== Rows from a figure dataset ==
------------------------------------------------------------
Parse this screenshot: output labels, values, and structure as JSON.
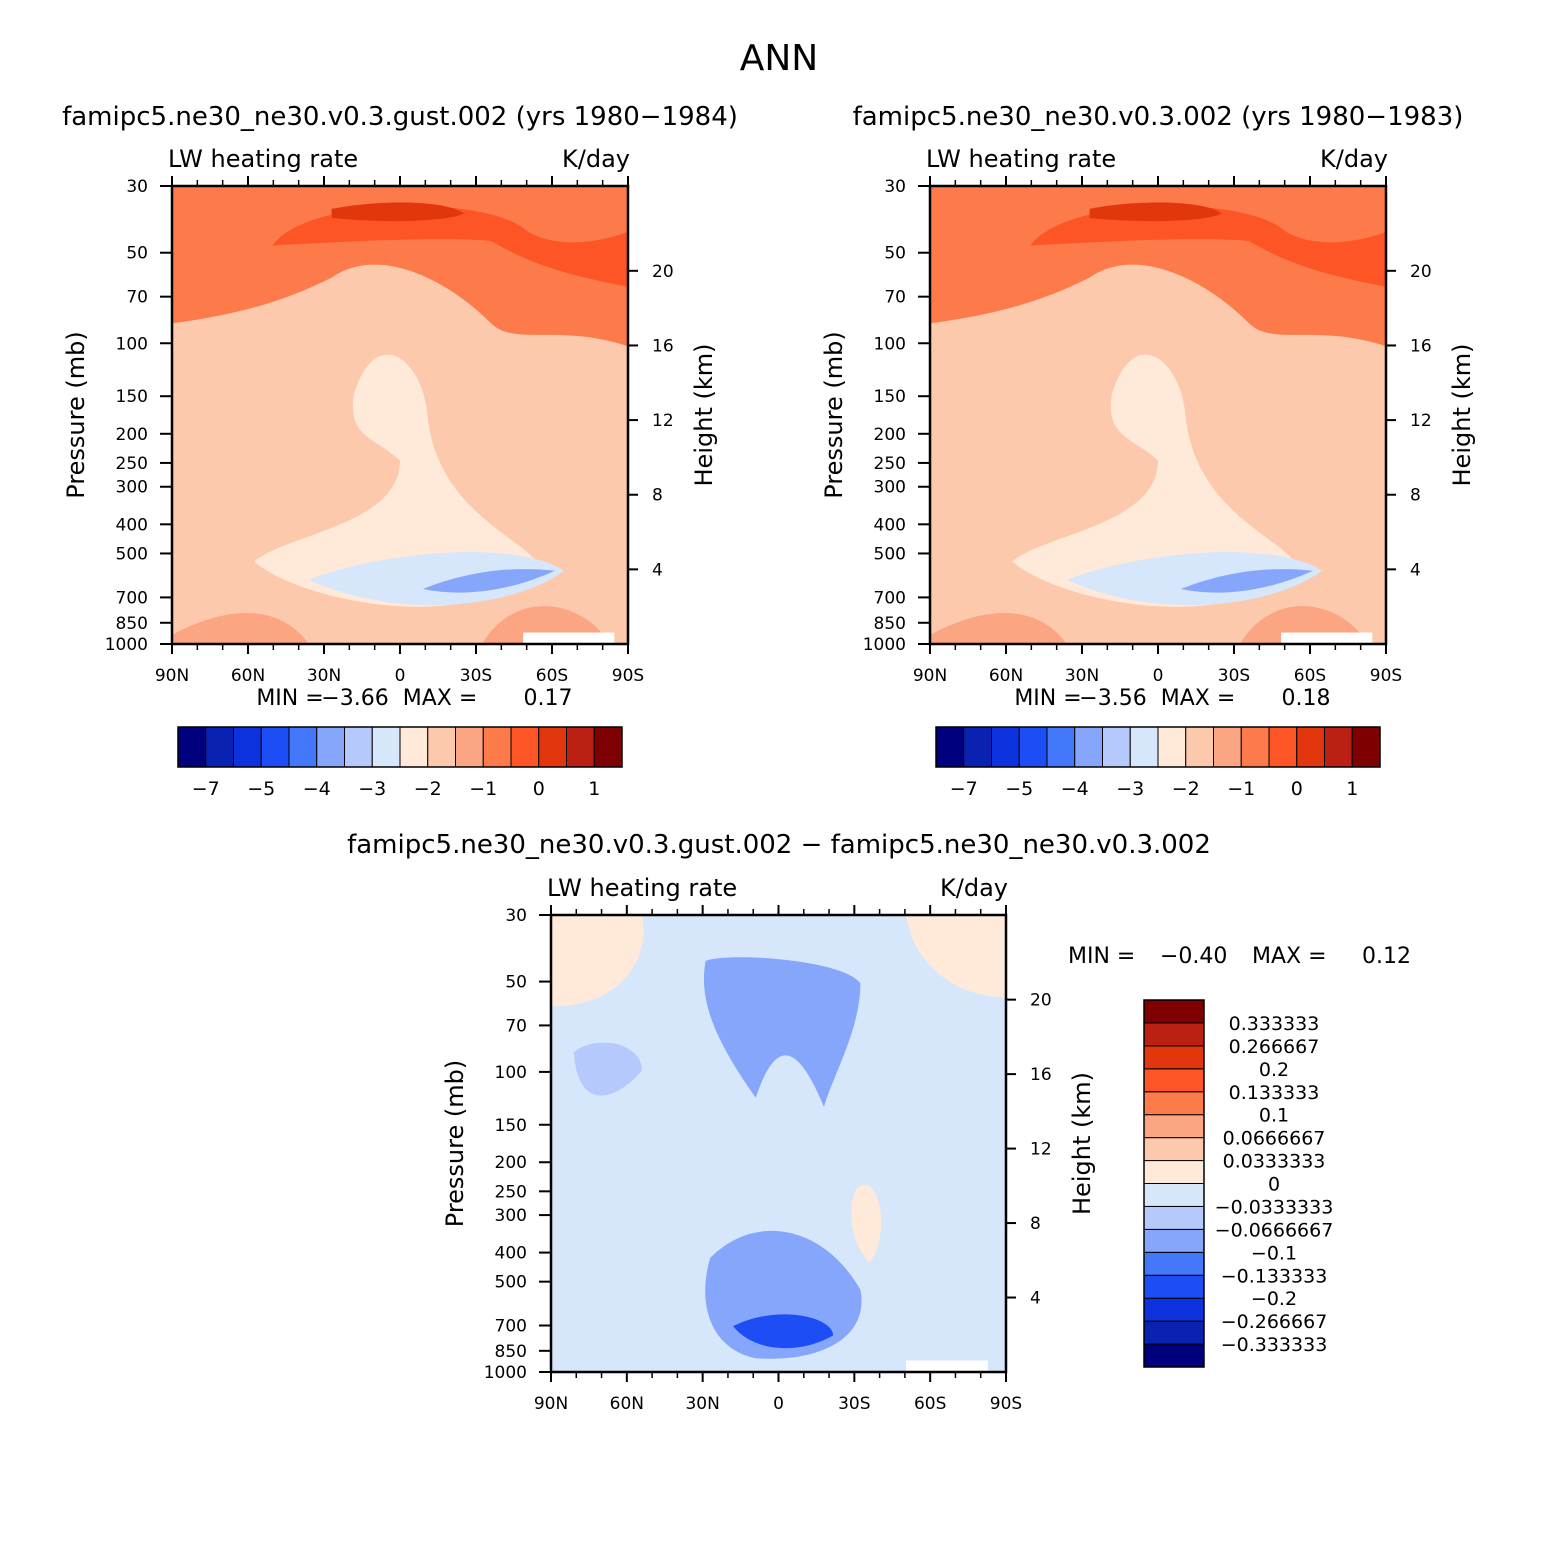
{
  "figure_title": "ANN",
  "chart_data": [
    {
      "type": "heatmap",
      "title": "famipc5.ne30_ne30.v0.3.gust.002 (yrs 1980−1984)",
      "left_string": "LW heating rate",
      "right_string": "K/day",
      "ylabel": "Pressure (mb)",
      "ylabel_right": "Height (km)",
      "x_ticks": [
        "90N",
        "60N",
        "30N",
        "0",
        "30S",
        "60S",
        "90S"
      ],
      "y_ticks": [
        30,
        50,
        70,
        100,
        150,
        200,
        250,
        300,
        400,
        500,
        700,
        850,
        1000
      ],
      "y2_ticks": [
        20,
        16,
        12,
        8,
        4
      ],
      "ylim": [
        1000,
        30
      ],
      "xlim": [
        90,
        -90
      ],
      "min_label": "MIN =",
      "min_value": "−3.66",
      "max_label": "MAX =",
      "max_value": "0.17",
      "colorbar": {
        "orientation": "horizontal",
        "colors": [
          "#00007f",
          "#0a22b2",
          "#0d33de",
          "#1d4ef5",
          "#4478fa",
          "#86a6fb",
          "#b5c9fc",
          "#d6e6fb",
          "#ffe9d9",
          "#fdc9ad",
          "#fca582",
          "#fd7a4b",
          "#fd5525",
          "#e2360d",
          "#bb2012",
          "#7f0000"
        ],
        "labels": [
          "−7",
          "−5",
          "−4",
          "−3",
          "−2",
          "−1",
          "0",
          "1"
        ]
      }
    },
    {
      "type": "heatmap",
      "title": "famipc5.ne30_ne30.v0.3.002 (yrs 1980−1983)",
      "left_string": "LW heating rate",
      "right_string": "K/day",
      "ylabel": "Pressure (mb)",
      "ylabel_right": "Height (km)",
      "x_ticks": [
        "90N",
        "60N",
        "30N",
        "0",
        "30S",
        "60S",
        "90S"
      ],
      "y_ticks": [
        30,
        50,
        70,
        100,
        150,
        200,
        250,
        300,
        400,
        500,
        700,
        850,
        1000
      ],
      "y2_ticks": [
        20,
        16,
        12,
        8,
        4
      ],
      "ylim": [
        1000,
        30
      ],
      "xlim": [
        90,
        -90
      ],
      "min_label": "MIN =",
      "min_value": "−3.56",
      "max_label": "MAX =",
      "max_value": "0.18",
      "colorbar": {
        "orientation": "horizontal",
        "colors": [
          "#00007f",
          "#0a22b2",
          "#0d33de",
          "#1d4ef5",
          "#4478fa",
          "#86a6fb",
          "#b5c9fc",
          "#d6e6fb",
          "#ffe9d9",
          "#fdc9ad",
          "#fca582",
          "#fd7a4b",
          "#fd5525",
          "#e2360d",
          "#bb2012",
          "#7f0000"
        ],
        "labels": [
          "−7",
          "−5",
          "−4",
          "−3",
          "−2",
          "−1",
          "0",
          "1"
        ]
      }
    },
    {
      "type": "heatmap",
      "title": "famipc5.ne30_ne30.v0.3.gust.002 − famipc5.ne30_ne30.v0.3.002",
      "left_string": "LW heating rate",
      "right_string": "K/day",
      "ylabel": "Pressure (mb)",
      "ylabel_right": "Height (km)",
      "x_ticks": [
        "90N",
        "60N",
        "30N",
        "0",
        "30S",
        "60S",
        "90S"
      ],
      "y_ticks": [
        30,
        50,
        70,
        100,
        150,
        200,
        250,
        300,
        400,
        500,
        700,
        850,
        1000
      ],
      "y2_ticks": [
        20,
        16,
        12,
        8,
        4
      ],
      "ylim": [
        1000,
        30
      ],
      "xlim": [
        90,
        -90
      ],
      "min_label": "MIN =",
      "min_value": "−0.40",
      "max_label": "MAX =",
      "max_value": "0.12",
      "colorbar": {
        "orientation": "vertical",
        "colors": [
          "#00007f",
          "#0a22b2",
          "#0d33de",
          "#1d4ef5",
          "#4478fa",
          "#86a6fb",
          "#b5c9fc",
          "#d6e6fb",
          "#ffe9d9",
          "#fdc9ad",
          "#fca582",
          "#fd7a4b",
          "#fd5525",
          "#e2360d",
          "#bb2012",
          "#7f0000"
        ],
        "labels": [
          "0.333333",
          "0.266667",
          "0.2",
          "0.133333",
          "0.1",
          "0.0666667",
          "0.0333333",
          "0",
          "−0.0333333",
          "−0.0666667",
          "−0.1",
          "−0.133333",
          "−0.2",
          "−0.266667",
          "−0.333333"
        ]
      }
    }
  ]
}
------------------------------------------------------------
== Task to carry out ==
Make an exact reproduction of the listing above, without any pictures.

== Exercise response ==
Parse this screenshot: output labels, values, and structure as JSON.
{
  "figure_title": "ANN",
  "chart_data": [
    {
      "type": "heatmap",
      "title": "famipc5.ne30_ne30.v0.3.gust.002 (yrs 1980−1984)",
      "left_string": "LW heating rate",
      "right_string": "K/day",
      "ylabel": "Pressure (mb)",
      "ylabel_right": "Height (km)",
      "x_ticks": [
        "90N",
        "60N",
        "30N",
        "0",
        "30S",
        "60S",
        "90S"
      ],
      "y_ticks": [
        30,
        50,
        70,
        100,
        150,
        200,
        250,
        300,
        400,
        500,
        700,
        850,
        1000
      ],
      "y2_ticks": [
        20,
        16,
        12,
        8,
        4
      ],
      "ylim": [
        1000,
        30
      ],
      "xlim": [
        90,
        -90
      ],
      "min_label": "MIN =",
      "min_value": "−3.66",
      "max_label": "MAX =",
      "max_value": "0.17",
      "colorbar": {
        "orientation": "horizontal",
        "colors": [
          "#00007f",
          "#0a22b2",
          "#0d33de",
          "#1d4ef5",
          "#4478fa",
          "#86a6fb",
          "#b5c9fc",
          "#d6e6fb",
          "#ffe9d9",
          "#fdc9ad",
          "#fca582",
          "#fd7a4b",
          "#fd5525",
          "#e2360d",
          "#bb2012",
          "#7f0000"
        ],
        "labels": [
          "−7",
          "−5",
          "−4",
          "−3",
          "−2",
          "−1",
          "0",
          "1"
        ]
      }
    },
    {
      "type": "heatmap",
      "title": "famipc5.ne30_ne30.v0.3.002 (yrs 1980−1983)",
      "left_string": "LW heating rate",
      "right_string": "K/day",
      "ylabel": "Pressure (mb)",
      "ylabel_right": "Height (km)",
      "x_ticks": [
        "90N",
        "60N",
        "30N",
        "0",
        "30S",
        "60S",
        "90S"
      ],
      "y_ticks": [
        30,
        50,
        70,
        100,
        150,
        200,
        250,
        300,
        400,
        500,
        700,
        850,
        1000
      ],
      "y2_ticks": [
        20,
        16,
        12,
        8,
        4
      ],
      "ylim": [
        1000,
        30
      ],
      "xlim": [
        90,
        -90
      ],
      "min_label": "MIN =",
      "min_value": "−3.56",
      "max_label": "MAX =",
      "max_value": "0.18",
      "colorbar": {
        "orientation": "horizontal",
        "colors": [
          "#00007f",
          "#0a22b2",
          "#0d33de",
          "#1d4ef5",
          "#4478fa",
          "#86a6fb",
          "#b5c9fc",
          "#d6e6fb",
          "#ffe9d9",
          "#fdc9ad",
          "#fca582",
          "#fd7a4b",
          "#fd5525",
          "#e2360d",
          "#bb2012",
          "#7f0000"
        ],
        "labels": [
          "−7",
          "−5",
          "−4",
          "−3",
          "−2",
          "−1",
          "0",
          "1"
        ]
      }
    },
    {
      "type": "heatmap",
      "title": "famipc5.ne30_ne30.v0.3.gust.002 − famipc5.ne30_ne30.v0.3.002",
      "left_string": "LW heating rate",
      "right_string": "K/day",
      "ylabel": "Pressure (mb)",
      "ylabel_right": "Height (km)",
      "x_ticks": [
        "90N",
        "60N",
        "30N",
        "0",
        "30S",
        "60S",
        "90S"
      ],
      "y_ticks": [
        30,
        50,
        70,
        100,
        150,
        200,
        250,
        300,
        400,
        500,
        700,
        850,
        1000
      ],
      "y2_ticks": [
        20,
        16,
        12,
        8,
        4
      ],
      "ylim": [
        1000,
        30
      ],
      "xlim": [
        90,
        -90
      ],
      "min_label": "MIN =",
      "min_value": "−0.40",
      "max_label": "MAX =",
      "max_value": "0.12",
      "colorbar": {
        "orientation": "vertical",
        "colors": [
          "#00007f",
          "#0a22b2",
          "#0d33de",
          "#1d4ef5",
          "#4478fa",
          "#86a6fb",
          "#b5c9fc",
          "#d6e6fb",
          "#ffe9d9",
          "#fdc9ad",
          "#fca582",
          "#fd7a4b",
          "#fd5525",
          "#e2360d",
          "#bb2012",
          "#7f0000"
        ],
        "labels": [
          "0.333333",
          "0.266667",
          "0.2",
          "0.133333",
          "0.1",
          "0.0666667",
          "0.0333333",
          "0",
          "−0.0333333",
          "−0.0666667",
          "−0.1",
          "−0.133333",
          "−0.2",
          "−0.266667",
          "−0.333333"
        ]
      }
    }
  ]
}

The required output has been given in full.